- [What to produce]
Copy out all the records, word for word.

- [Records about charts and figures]
----

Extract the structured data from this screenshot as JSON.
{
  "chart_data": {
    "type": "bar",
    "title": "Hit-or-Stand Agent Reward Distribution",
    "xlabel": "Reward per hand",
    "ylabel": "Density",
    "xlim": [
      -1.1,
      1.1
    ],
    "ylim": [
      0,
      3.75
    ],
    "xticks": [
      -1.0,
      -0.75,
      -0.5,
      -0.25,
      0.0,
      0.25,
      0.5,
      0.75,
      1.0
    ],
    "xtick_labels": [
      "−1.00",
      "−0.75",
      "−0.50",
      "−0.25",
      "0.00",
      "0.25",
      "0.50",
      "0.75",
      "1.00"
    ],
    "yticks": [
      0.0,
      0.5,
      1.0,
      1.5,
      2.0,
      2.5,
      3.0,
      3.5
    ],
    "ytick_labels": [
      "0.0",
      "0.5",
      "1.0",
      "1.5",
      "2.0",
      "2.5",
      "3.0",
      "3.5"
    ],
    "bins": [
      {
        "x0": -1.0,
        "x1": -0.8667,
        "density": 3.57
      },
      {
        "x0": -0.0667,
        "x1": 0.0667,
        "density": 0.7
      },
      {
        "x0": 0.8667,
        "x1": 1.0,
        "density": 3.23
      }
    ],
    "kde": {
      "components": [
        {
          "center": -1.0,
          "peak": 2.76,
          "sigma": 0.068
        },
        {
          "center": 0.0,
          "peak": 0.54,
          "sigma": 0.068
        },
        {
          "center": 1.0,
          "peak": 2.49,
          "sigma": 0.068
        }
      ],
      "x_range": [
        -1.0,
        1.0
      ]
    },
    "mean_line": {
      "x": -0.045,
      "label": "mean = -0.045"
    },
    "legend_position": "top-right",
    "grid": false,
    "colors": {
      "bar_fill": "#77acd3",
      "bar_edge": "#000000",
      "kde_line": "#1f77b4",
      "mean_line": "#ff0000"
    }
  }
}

----

- [Output for this exercise]
Extract the structured data from this screenshot as JSON.
{
  "chart_data": {
    "type": "bar",
    "title": "Hit-or-Stand Agent Reward Distribution",
    "xlabel": "Reward per hand",
    "ylabel": "Density",
    "xlim": [
      -1.1,
      1.1
    ],
    "ylim": [
      0,
      3.75
    ],
    "xticks": [
      -1.0,
      -0.75,
      -0.5,
      -0.25,
      0.0,
      0.25,
      0.5,
      0.75,
      1.0
    ],
    "xtick_labels": [
      "−1.00",
      "−0.75",
      "−0.50",
      "−0.25",
      "0.00",
      "0.25",
      "0.50",
      "0.75",
      "1.00"
    ],
    "yticks": [
      0.0,
      0.5,
      1.0,
      1.5,
      2.0,
      2.5,
      3.0,
      3.5
    ],
    "ytick_labels": [
      "0.0",
      "0.5",
      "1.0",
      "1.5",
      "2.0",
      "2.5",
      "3.0",
      "3.5"
    ],
    "bins": [
      {
        "x0": -1.0,
        "x1": -0.8667,
        "density": 3.57
      },
      {
        "x0": -0.0667,
        "x1": 0.0667,
        "density": 0.7
      },
      {
        "x0": 0.8667,
        "x1": 1.0,
        "density": 3.23
      }
    ],
    "kde": {
      "components": [
        {
          "center": -1.0,
          "peak": 2.76,
          "sigma": 0.068
        },
        {
          "center": 0.0,
          "peak": 0.54,
          "sigma": 0.068
        },
        {
          "center": 1.0,
          "peak": 2.49,
          "sigma": 0.068
        }
      ],
      "x_range": [
        -1.0,
        1.0
      ]
    },
    "mean_line": {
      "x": -0.045,
      "label": "mean = -0.045"
    },
    "legend_position": "top-right",
    "grid": false,
    "colors": {
      "bar_fill": "#77acd3",
      "bar_edge": "#000000",
      "kde_line": "#1f77b4",
      "mean_line": "#ff0000"
    }
  }
}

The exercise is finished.